**Task requirements**
Find all the lines with "Fuses" and gather them.

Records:
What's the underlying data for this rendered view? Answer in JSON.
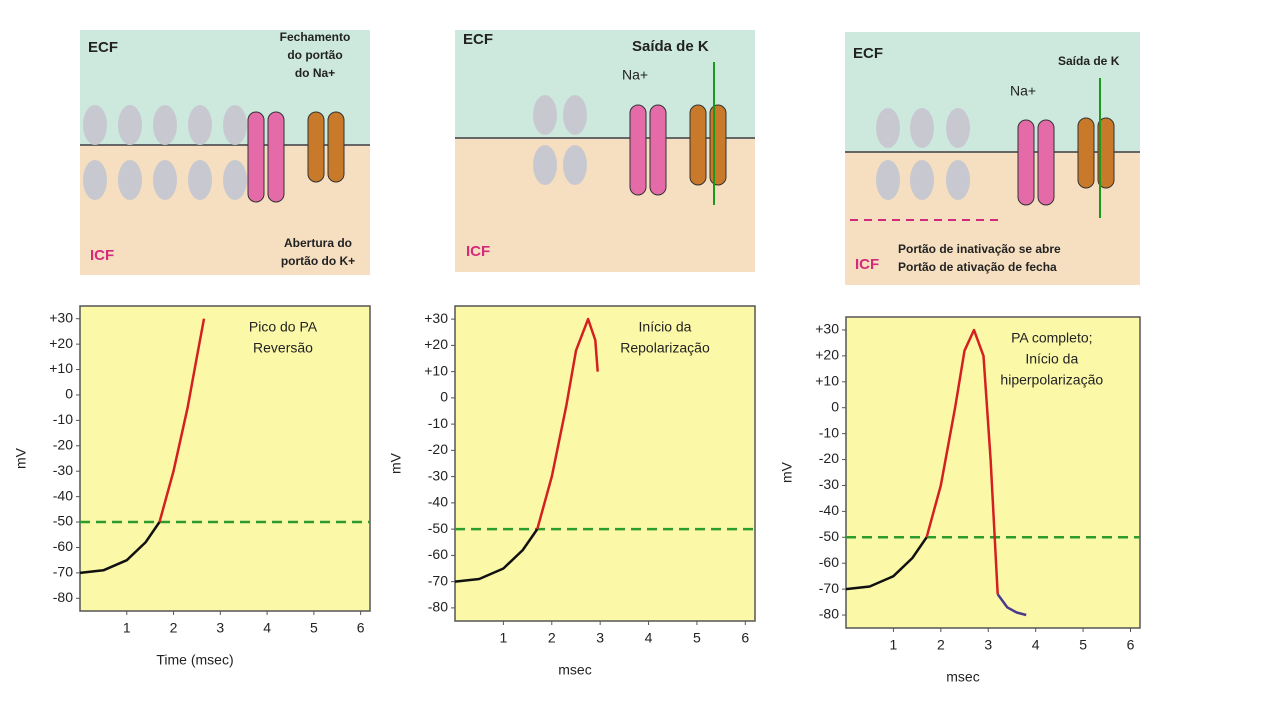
{
  "diagrams": [
    {
      "ecf": "ECF",
      "icf": "ICF",
      "top_label": [
        "Fechamento",
        "do portão",
        "do Na+"
      ],
      "bottom_label": [
        "Abertura do",
        "portão do K+"
      ]
    },
    {
      "ecf": "ECF",
      "icf": "ICF",
      "top_label": [
        "Saída de K"
      ],
      "ion": "Na+"
    },
    {
      "ecf": "ECF",
      "icf": "ICF",
      "top_label": [
        "Saída de K"
      ],
      "ion": "Na+",
      "bottom_label": [
        "Portão de inativação se abre",
        "Portão de ativação de fecha"
      ]
    }
  ],
  "chart_data": [
    {
      "type": "line",
      "annotation": [
        "Pico do PA",
        "Reversão"
      ],
      "y_label": "mV",
      "x_label": "Time (msec)",
      "xlim": [
        0,
        6.2
      ],
      "xticks": [
        1,
        2,
        3,
        4,
        5,
        6
      ],
      "ylim": [
        -85,
        35
      ],
      "yticks": [
        {
          "value": 30,
          "label": "+30"
        },
        {
          "value": 20,
          "label": "+20"
        },
        {
          "value": 10,
          "label": "+10"
        },
        0,
        -10,
        -20,
        -30,
        -40,
        -50,
        -60,
        -70,
        -80
      ],
      "threshold": -50,
      "threshold_color": "#2e9b2e",
      "series": [
        {
          "color": "#111111",
          "x": [
            0,
            0.5,
            1,
            1.4,
            1.7
          ],
          "values": [
            -70,
            -69,
            -65,
            -58,
            -50
          ]
        },
        {
          "color": "#d42020",
          "x": [
            1.7,
            2,
            2.3,
            2.5,
            2.65
          ],
          "values": [
            -50,
            -30,
            -5,
            15,
            30
          ]
        }
      ]
    },
    {
      "type": "line",
      "annotation": [
        "Início da",
        "Repolarização"
      ],
      "y_label": "mV",
      "x_label": "msec",
      "xlim": [
        0,
        6.2
      ],
      "xticks": [
        1,
        2,
        3,
        4,
        5,
        6
      ],
      "ylim": [
        -85,
        35
      ],
      "yticks": [
        {
          "value": 30,
          "label": "+30"
        },
        {
          "value": 20,
          "label": "+20"
        },
        {
          "value": 10,
          "label": "+10"
        },
        0,
        -10,
        -20,
        -30,
        -40,
        -50,
        -60,
        -70,
        -80
      ],
      "threshold": -50,
      "threshold_color": "#2e9b2e",
      "series": [
        {
          "color": "#111111",
          "x": [
            0,
            0.5,
            1,
            1.4,
            1.7
          ],
          "values": [
            -70,
            -69,
            -65,
            -58,
            -50
          ]
        },
        {
          "color": "#d42020",
          "x": [
            1.7,
            2,
            2.3,
            2.5,
            2.75,
            2.9,
            2.95
          ],
          "values": [
            -50,
            -30,
            -3,
            18,
            30,
            22,
            10
          ]
        }
      ]
    },
    {
      "type": "line",
      "annotation": [
        "PA completo;",
        "Início da",
        "hiperpolarização"
      ],
      "y_label": "mV",
      "x_label": "msec",
      "xlim": [
        0,
        6.2
      ],
      "xticks": [
        1,
        2,
        3,
        4,
        5,
        6
      ],
      "ylim": [
        -85,
        35
      ],
      "yticks": [
        {
          "value": 30,
          "label": "+30"
        },
        {
          "value": 20,
          "label": "+20"
        },
        {
          "value": 10,
          "label": "+10"
        },
        0,
        -10,
        -20,
        -30,
        -40,
        -50,
        -60,
        -70,
        -80
      ],
      "threshold": -50,
      "threshold_color": "#2e9b2e",
      "series": [
        {
          "color": "#111111",
          "x": [
            0,
            0.5,
            1,
            1.4,
            1.7
          ],
          "values": [
            -70,
            -69,
            -65,
            -58,
            -50
          ]
        },
        {
          "color": "#d42020",
          "x": [
            1.7,
            2,
            2.3,
            2.5,
            2.7,
            2.9,
            3.05,
            3.2
          ],
          "values": [
            -50,
            -30,
            0,
            22,
            30,
            20,
            -20,
            -72
          ]
        },
        {
          "color": "#4a3a8c",
          "x": [
            3.2,
            3.4,
            3.6,
            3.8
          ],
          "values": [
            -72,
            -77,
            -79,
            -80
          ]
        }
      ]
    }
  ]
}
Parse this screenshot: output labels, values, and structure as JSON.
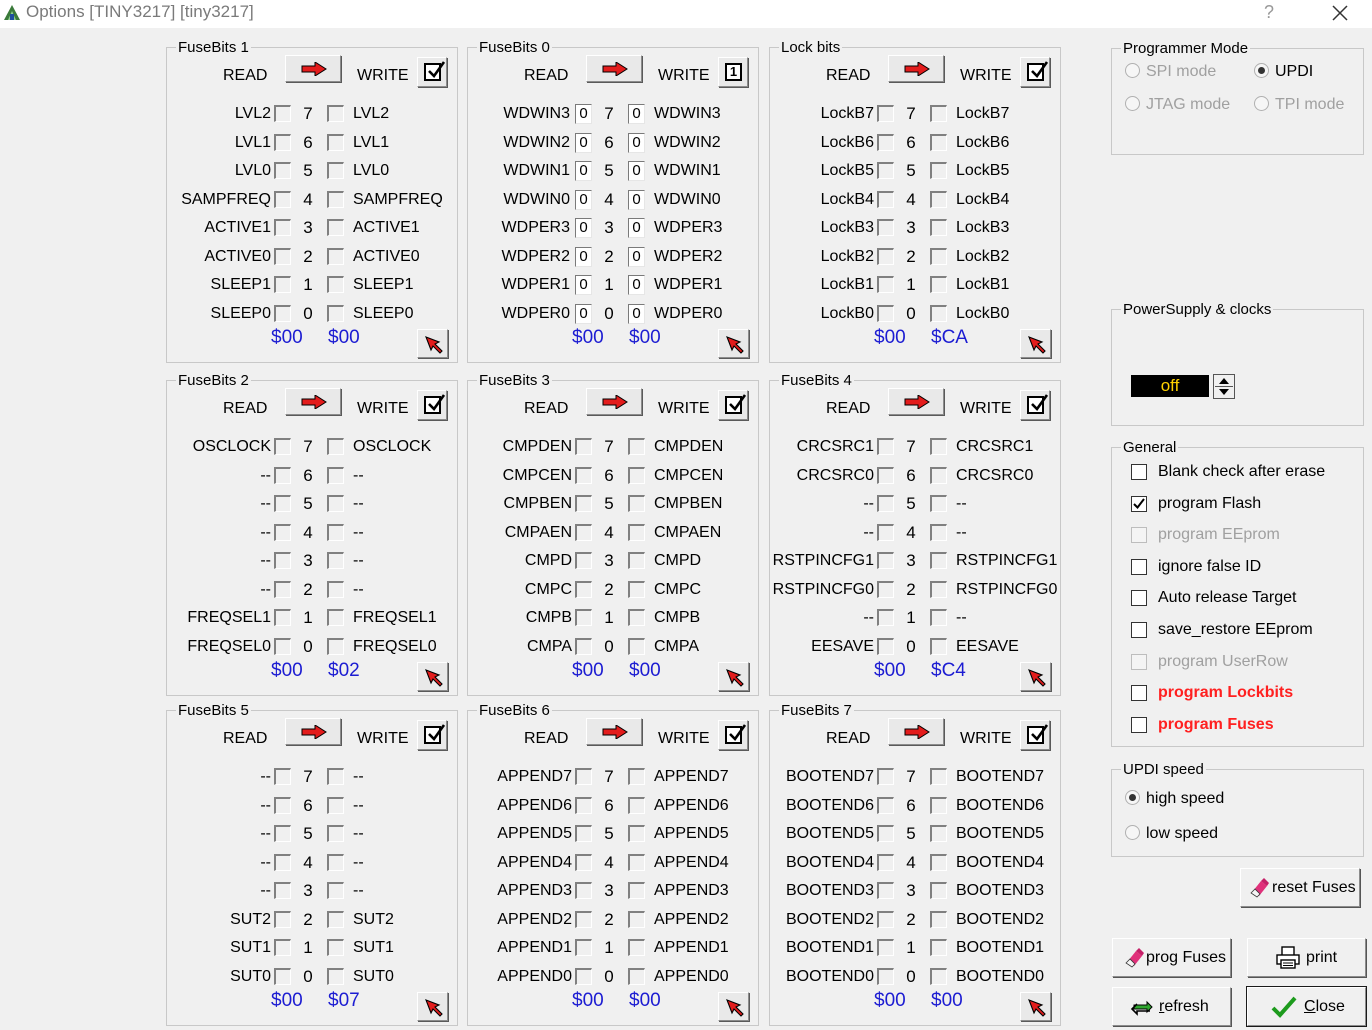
{
  "window": {
    "title": "Options [TINY3217] [tiny3217]",
    "help": "?"
  },
  "labels": {
    "read": "READ",
    "write": "WRITE"
  },
  "fuse_groups": [
    {
      "title": "FuseBits 1",
      "write_state": "check",
      "rows": [
        {
          "left": "LVL2",
          "bit": "7",
          "right": "LVL2"
        },
        {
          "left": "LVL1",
          "bit": "6",
          "right": "LVL1"
        },
        {
          "left": "LVL0",
          "bit": "5",
          "right": "LVL0"
        },
        {
          "left": "SAMPFREQ",
          "bit": "4",
          "right": "SAMPFREQ"
        },
        {
          "left": "ACTIVE1",
          "bit": "3",
          "right": "ACTIVE1"
        },
        {
          "left": "ACTIVE0",
          "bit": "2",
          "right": "ACTIVE0"
        },
        {
          "left": "SLEEP1",
          "bit": "1",
          "right": "SLEEP1"
        },
        {
          "left": "SLEEP0",
          "bit": "0",
          "right": "SLEEP0"
        }
      ],
      "read_hex": "$00",
      "write_hex": "$00"
    },
    {
      "title": "FuseBits 0",
      "write_state": "1",
      "value_boxes": true,
      "rows": [
        {
          "left": "WDWIN3",
          "lval": "0",
          "bit": "7",
          "rval": "0",
          "right": "WDWIN3"
        },
        {
          "left": "WDWIN2",
          "lval": "0",
          "bit": "6",
          "rval": "0",
          "right": "WDWIN2"
        },
        {
          "left": "WDWIN1",
          "lval": "0",
          "bit": "5",
          "rval": "0",
          "right": "WDWIN1"
        },
        {
          "left": "WDWIN0",
          "lval": "0",
          "bit": "4",
          "rval": "0",
          "right": "WDWIN0"
        },
        {
          "left": "WDPER3",
          "lval": "0",
          "bit": "3",
          "rval": "0",
          "right": "WDPER3"
        },
        {
          "left": "WDPER2",
          "lval": "0",
          "bit": "2",
          "rval": "0",
          "right": "WDPER2"
        },
        {
          "left": "WDPER1",
          "lval": "0",
          "bit": "1",
          "rval": "0",
          "right": "WDPER1"
        },
        {
          "left": "WDPER0",
          "lval": "0",
          "bit": "0",
          "rval": "0",
          "right": "WDPER0"
        }
      ],
      "read_hex": "$00",
      "write_hex": "$00"
    },
    {
      "title": "Lock bits",
      "write_state": "check",
      "rows": [
        {
          "left": "LockB7",
          "bit": "7",
          "right": "LockB7"
        },
        {
          "left": "LockB6",
          "bit": "6",
          "right": "LockB6"
        },
        {
          "left": "LockB5",
          "bit": "5",
          "right": "LockB5"
        },
        {
          "left": "LockB4",
          "bit": "4",
          "right": "LockB4"
        },
        {
          "left": "LockB3",
          "bit": "3",
          "right": "LockB3"
        },
        {
          "left": "LockB2",
          "bit": "2",
          "right": "LockB2"
        },
        {
          "left": "LockB1",
          "bit": "1",
          "right": "LockB1"
        },
        {
          "left": "LockB0",
          "bit": "0",
          "right": "LockB0"
        }
      ],
      "read_hex": "$00",
      "write_hex": "$CA"
    },
    {
      "title": "FuseBits 2",
      "write_state": "check",
      "rows": [
        {
          "left": "OSCLOCK",
          "bit": "7",
          "right": "OSCLOCK"
        },
        {
          "left": "--",
          "bit": "6",
          "right": "--"
        },
        {
          "left": "--",
          "bit": "5",
          "right": "--"
        },
        {
          "left": "--",
          "bit": "4",
          "right": "--"
        },
        {
          "left": "--",
          "bit": "3",
          "right": "--"
        },
        {
          "left": "--",
          "bit": "2",
          "right": "--"
        },
        {
          "left": "FREQSEL1",
          "bit": "1",
          "right": "FREQSEL1"
        },
        {
          "left": "FREQSEL0",
          "bit": "0",
          "right": "FREQSEL0"
        }
      ],
      "read_hex": "$00",
      "write_hex": "$02"
    },
    {
      "title": "FuseBits 3",
      "write_state": "check",
      "rows": [
        {
          "left": "CMPDEN",
          "bit": "7",
          "right": "CMPDEN"
        },
        {
          "left": "CMPCEN",
          "bit": "6",
          "right": "CMPCEN"
        },
        {
          "left": "CMPBEN",
          "bit": "5",
          "right": "CMPBEN"
        },
        {
          "left": "CMPAEN",
          "bit": "4",
          "right": "CMPAEN"
        },
        {
          "left": "CMPD",
          "bit": "3",
          "right": "CMPD"
        },
        {
          "left": "CMPC",
          "bit": "2",
          "right": "CMPC"
        },
        {
          "left": "CMPB",
          "bit": "1",
          "right": "CMPB"
        },
        {
          "left": "CMPA",
          "bit": "0",
          "right": "CMPA"
        }
      ],
      "read_hex": "$00",
      "write_hex": "$00"
    },
    {
      "title": "FuseBits 4",
      "write_state": "check",
      "rows": [
        {
          "left": "CRCSRC1",
          "bit": "7",
          "right": "CRCSRC1"
        },
        {
          "left": "CRCSRC0",
          "bit": "6",
          "right": "CRCSRC0"
        },
        {
          "left": "--",
          "bit": "5",
          "right": "--"
        },
        {
          "left": "--",
          "bit": "4",
          "right": "--"
        },
        {
          "left": "RSTPINCFG1",
          "bit": "3",
          "right": "RSTPINCFG1"
        },
        {
          "left": "RSTPINCFG0",
          "bit": "2",
          "right": "RSTPINCFG0"
        },
        {
          "left": "--",
          "bit": "1",
          "right": "--"
        },
        {
          "left": "EESAVE",
          "bit": "0",
          "right": "EESAVE"
        }
      ],
      "read_hex": "$00",
      "write_hex": "$C4"
    },
    {
      "title": "FuseBits 5",
      "write_state": "check",
      "rows": [
        {
          "left": "--",
          "bit": "7",
          "right": "--"
        },
        {
          "left": "--",
          "bit": "6",
          "right": "--"
        },
        {
          "left": "--",
          "bit": "5",
          "right": "--"
        },
        {
          "left": "--",
          "bit": "4",
          "right": "--"
        },
        {
          "left": "--",
          "bit": "3",
          "right": "--"
        },
        {
          "left": "SUT2",
          "bit": "2",
          "right": "SUT2"
        },
        {
          "left": "SUT1",
          "bit": "1",
          "right": "SUT1"
        },
        {
          "left": "SUT0",
          "bit": "0",
          "right": "SUT0"
        }
      ],
      "read_hex": "$00",
      "write_hex": "$07"
    },
    {
      "title": "FuseBits 6",
      "write_state": "check",
      "rows": [
        {
          "left": "APPEND7",
          "bit": "7",
          "right": "APPEND7"
        },
        {
          "left": "APPEND6",
          "bit": "6",
          "right": "APPEND6"
        },
        {
          "left": "APPEND5",
          "bit": "5",
          "right": "APPEND5"
        },
        {
          "left": "APPEND4",
          "bit": "4",
          "right": "APPEND4"
        },
        {
          "left": "APPEND3",
          "bit": "3",
          "right": "APPEND3"
        },
        {
          "left": "APPEND2",
          "bit": "2",
          "right": "APPEND2"
        },
        {
          "left": "APPEND1",
          "bit": "1",
          "right": "APPEND1"
        },
        {
          "left": "APPEND0",
          "bit": "0",
          "right": "APPEND0"
        }
      ],
      "read_hex": "$00",
      "write_hex": "$00"
    },
    {
      "title": "FuseBits 7",
      "write_state": "check",
      "rows": [
        {
          "left": "BOOTEND7",
          "bit": "7",
          "right": "BOOTEND7"
        },
        {
          "left": "BOOTEND6",
          "bit": "6",
          "right": "BOOTEND6"
        },
        {
          "left": "BOOTEND5",
          "bit": "5",
          "right": "BOOTEND5"
        },
        {
          "left": "BOOTEND4",
          "bit": "4",
          "right": "BOOTEND4"
        },
        {
          "left": "BOOTEND3",
          "bit": "3",
          "right": "BOOTEND3"
        },
        {
          "left": "BOOTEND2",
          "bit": "2",
          "right": "BOOTEND2"
        },
        {
          "left": "BOOTEND1",
          "bit": "1",
          "right": "BOOTEND1"
        },
        {
          "left": "BOOTEND0",
          "bit": "0",
          "right": "BOOTEND0"
        }
      ],
      "read_hex": "$00",
      "write_hex": "$00"
    }
  ],
  "programmer_mode": {
    "title": "Programmer Mode",
    "spi": "SPI mode",
    "updi": "UPDI",
    "jtag": "JTAG mode",
    "tpi": "TPI mode",
    "selected": "UPDI"
  },
  "power": {
    "title": "PowerSupply & clocks",
    "value": "off"
  },
  "general": {
    "title": "General",
    "options": [
      {
        "label": "Blank check after erase",
        "checked": false,
        "disabled": false,
        "red": false
      },
      {
        "label": "program Flash",
        "checked": true,
        "disabled": false,
        "red": false
      },
      {
        "label": "program EEprom",
        "checked": false,
        "disabled": true,
        "red": false
      },
      {
        "label": "ignore false ID",
        "checked": false,
        "disabled": false,
        "red": false
      },
      {
        "label": "Auto release Target",
        "checked": false,
        "disabled": false,
        "red": false
      },
      {
        "label": "save_restore EEprom",
        "checked": false,
        "disabled": false,
        "red": false
      },
      {
        "label": "program UserRow",
        "checked": false,
        "disabled": true,
        "red": false
      },
      {
        "label": "program Lockbits",
        "checked": false,
        "disabled": false,
        "red": true
      },
      {
        "label": "program Fuses",
        "checked": false,
        "disabled": false,
        "red": true
      }
    ]
  },
  "updi_speed": {
    "title": "UPDI speed",
    "high": "high speed",
    "low": "low speed",
    "selected": "high"
  },
  "buttons": {
    "reset_fuses": "reset Fuses",
    "prog_fuses": "prog Fuses",
    "print": "print",
    "refresh_mn": "r",
    "refresh_rest": "efresh",
    "close_mn": "C",
    "close_rest": "lose"
  },
  "colors": {
    "hex_blue": "#1c1cd2",
    "red_option": "#ff2020",
    "power_text": "#ffd200"
  }
}
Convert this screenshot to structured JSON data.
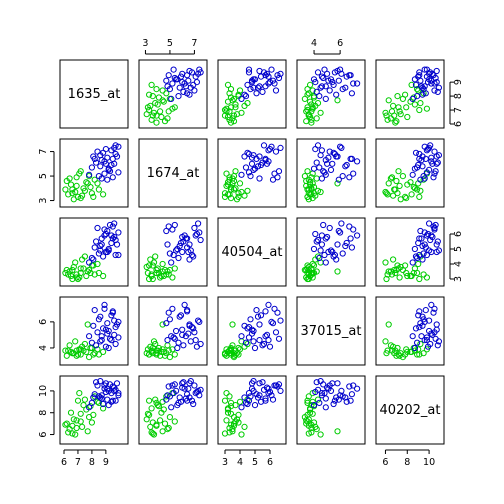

**Exercise result**
        "label": "program Fuses",
    "reset_fuses": "reset Fuses",
    "prog_fuses": "prog Fuses",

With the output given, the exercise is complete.